Stored data:
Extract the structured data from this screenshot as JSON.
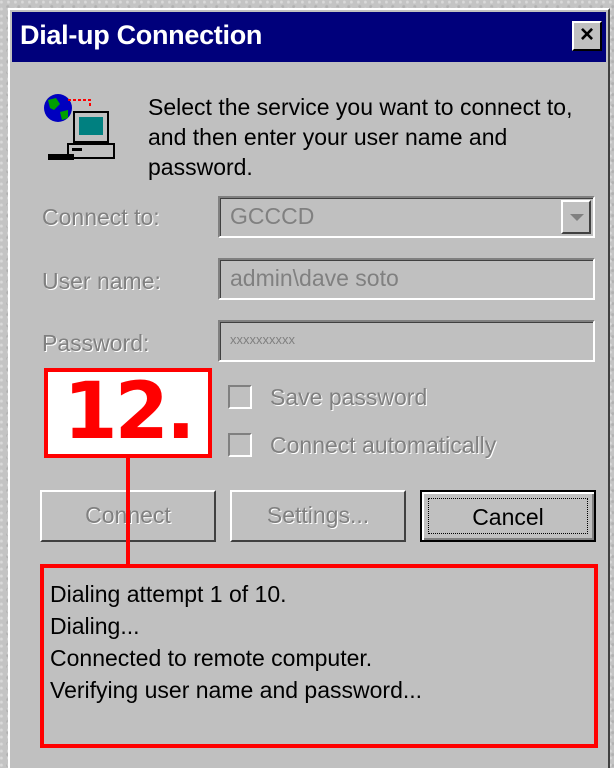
{
  "window": {
    "title": "Dial-up Connection",
    "close_label": "×"
  },
  "intro": {
    "text": "Select the service you want to connect to, and then enter your user name and password."
  },
  "form": {
    "connect_to": {
      "label": "Connect to:",
      "value": "GCCCD"
    },
    "user_name": {
      "label": "User name:",
      "value": "admin\\dave soto"
    },
    "password": {
      "label": "Password:",
      "value": "xxxxxxxxxx"
    },
    "save_password": {
      "label": "Save password",
      "checked": false
    },
    "connect_automatically": {
      "label": "Connect automatically",
      "checked": false
    }
  },
  "buttons": {
    "connect": "Connect",
    "settings": "Settings...",
    "cancel": "Cancel"
  },
  "status": {
    "lines": [
      "Dialing attempt 1 of 10.",
      "Dialing...",
      "Connected to remote computer.",
      "Verifying user name and password..."
    ]
  },
  "callout": {
    "label": "12."
  },
  "colors": {
    "titlebar": "#00007b",
    "dialog": "#c0c0c0",
    "annotation": "#ff0000",
    "disabled_text": "#808080"
  },
  "icons": {
    "connection": "globe-computer-icon",
    "dropdown": "chevron-down-icon",
    "close": "close-icon"
  }
}
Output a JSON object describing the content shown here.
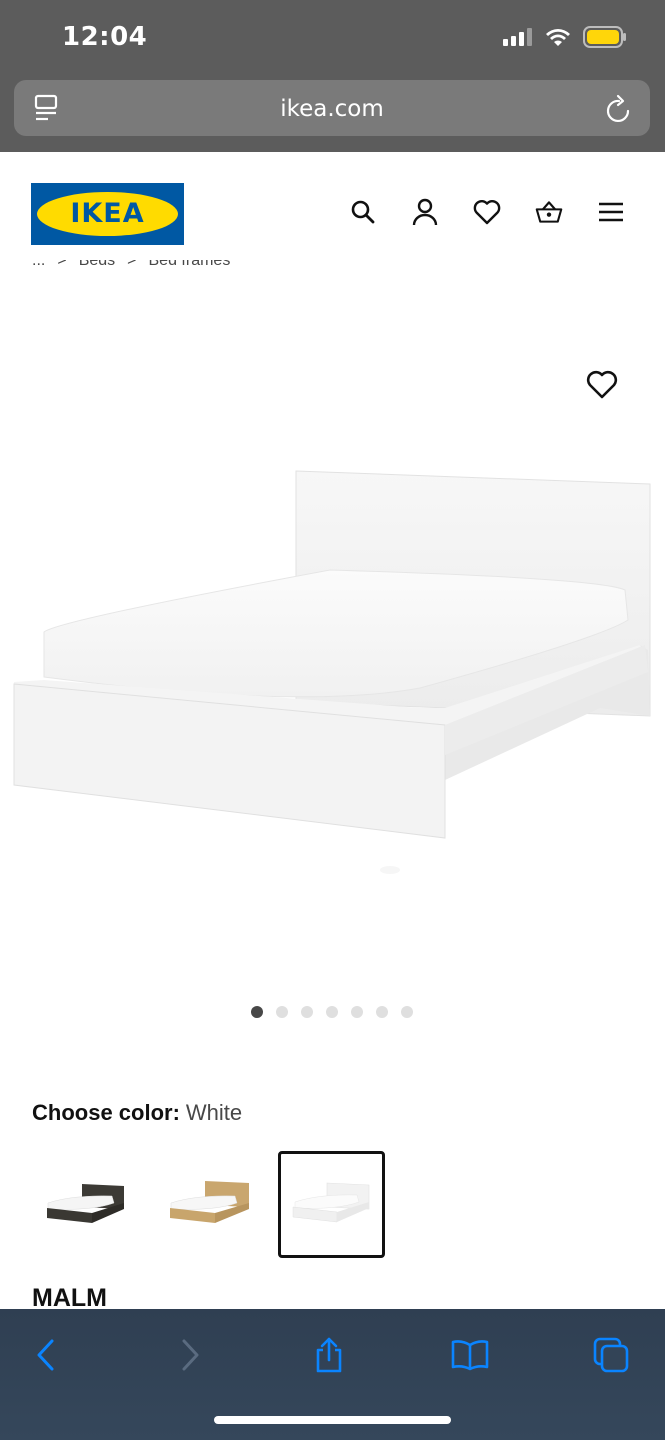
{
  "status_bar": {
    "time": "12:04",
    "battery_color": "#ffd60a"
  },
  "browser": {
    "url": "ikea.com",
    "left_icon": "tabs-list-icon",
    "right_icon": "reload-icon"
  },
  "header": {
    "logo_text": "IKEA",
    "icons": [
      "search-icon",
      "account-icon",
      "favorites-icon",
      "cart-icon",
      "menu-icon"
    ]
  },
  "breadcrumb": {
    "items": [
      "...",
      "Beds",
      "Bed frames"
    ],
    "separator": ">"
  },
  "product": {
    "image_count": 7,
    "active_image": 1,
    "color_label": "Choose color:",
    "color_value": "White",
    "swatches": [
      "black-brown",
      "oak veneer",
      "white"
    ],
    "selected_swatch": 3,
    "name": "MALM"
  },
  "toolbar": {
    "buttons": [
      "back-icon",
      "forward-icon",
      "share-icon",
      "bookmarks-icon",
      "tabs-icon"
    ]
  },
  "colors": {
    "ikea_blue": "#0058a3",
    "ikea_yellow": "#ffdb00",
    "toolbar_bg": "#334457",
    "accent": "#0a84ff"
  }
}
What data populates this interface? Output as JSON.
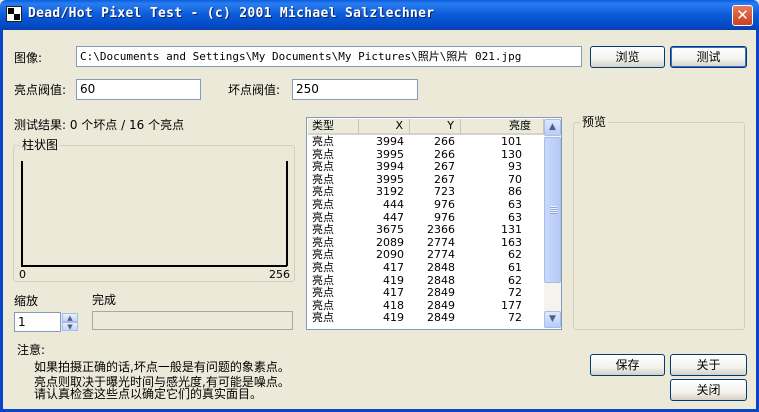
{
  "window": {
    "title": "Dead/Hot Pixel Test - (c) 2001 Michael Salzlechner"
  },
  "image": {
    "label": "图像:",
    "path": "C:\\Documents and Settings\\My Documents\\My Pictures\\照片\\照片 021.jpg",
    "browse_label": "浏览",
    "test_label": "测试"
  },
  "thresholds": {
    "hot_label": "亮点阀值:",
    "hot_value": "60",
    "dead_label": "坏点阀值:",
    "dead_value": "250"
  },
  "result": {
    "text": "测试结果:  0 个坏点 / 16 个亮点"
  },
  "histogram": {
    "title": "柱状图",
    "axis_min": "0",
    "axis_max": "256"
  },
  "zoom": {
    "label": "缩放",
    "value": "1"
  },
  "progress": {
    "label": "完成",
    "fraction": 0.0
  },
  "pixel_list": {
    "columns": [
      "类型",
      "X",
      "Y",
      "亮度"
    ],
    "rows": [
      [
        "亮点",
        "3994",
        "266",
        "101"
      ],
      [
        "亮点",
        "3995",
        "266",
        "130"
      ],
      [
        "亮点",
        "3994",
        "267",
        "93"
      ],
      [
        "亮点",
        "3995",
        "267",
        "70"
      ],
      [
        "亮点",
        "3192",
        "723",
        "86"
      ],
      [
        "亮点",
        "444",
        "976",
        "63"
      ],
      [
        "亮点",
        "447",
        "976",
        "63"
      ],
      [
        "亮点",
        "3675",
        "2366",
        "131"
      ],
      [
        "亮点",
        "2089",
        "2774",
        "163"
      ],
      [
        "亮点",
        "2090",
        "2774",
        "62"
      ],
      [
        "亮点",
        "417",
        "2848",
        "61"
      ],
      [
        "亮点",
        "419",
        "2848",
        "62"
      ],
      [
        "亮点",
        "417",
        "2849",
        "72"
      ],
      [
        "亮点",
        "418",
        "2849",
        "177"
      ],
      [
        "亮点",
        "419",
        "2849",
        "72"
      ]
    ]
  },
  "preview": {
    "title": "预览"
  },
  "notes": {
    "heading": "注意:",
    "line1": "如果拍摄正确的话,坏点一般是有问题的象素点。",
    "line2": "亮点则取决于曝光时间与感光度,有可能是噪点。",
    "line3": "请认真检查这些点以确定它们的真实面目。"
  },
  "buttons": {
    "save": "保存",
    "about": "关于",
    "close": "关闭"
  },
  "colors": {
    "titlebar": "#0a5bd8",
    "dialog_bg": "#ece9d8",
    "close_button": "#d9572f"
  }
}
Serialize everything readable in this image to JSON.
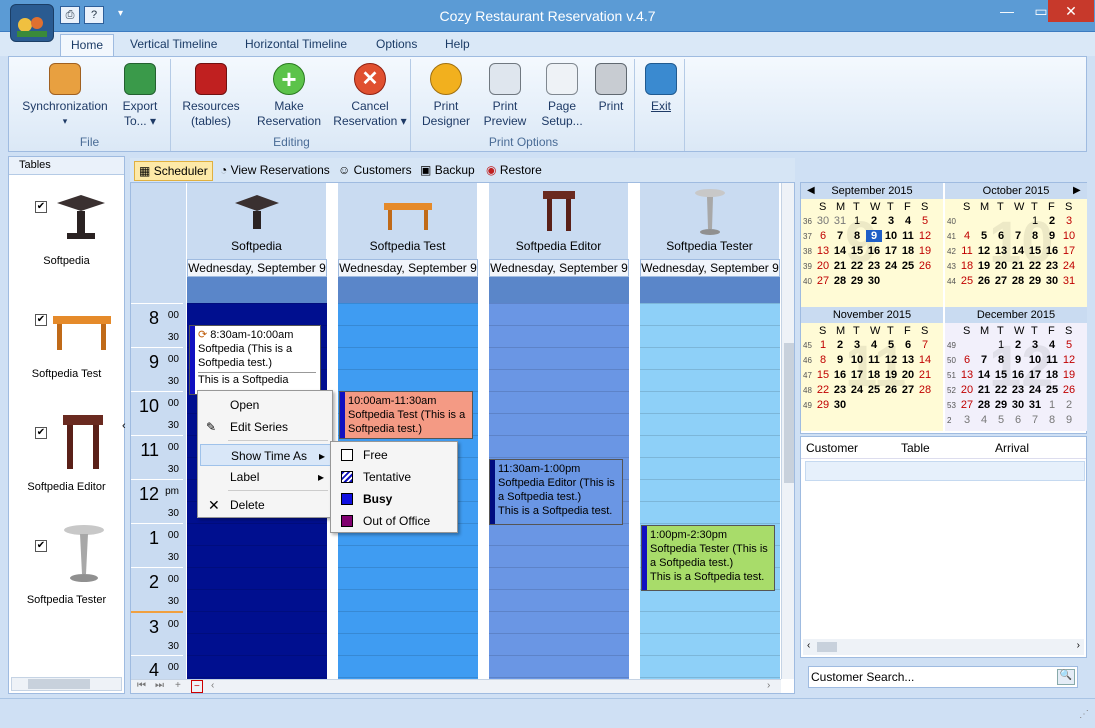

**EXERCISE PROMPT**
Looking at the listing above, how many of its lines contain the string "computer"? Give the number alone.

**TASK ANSWER**
2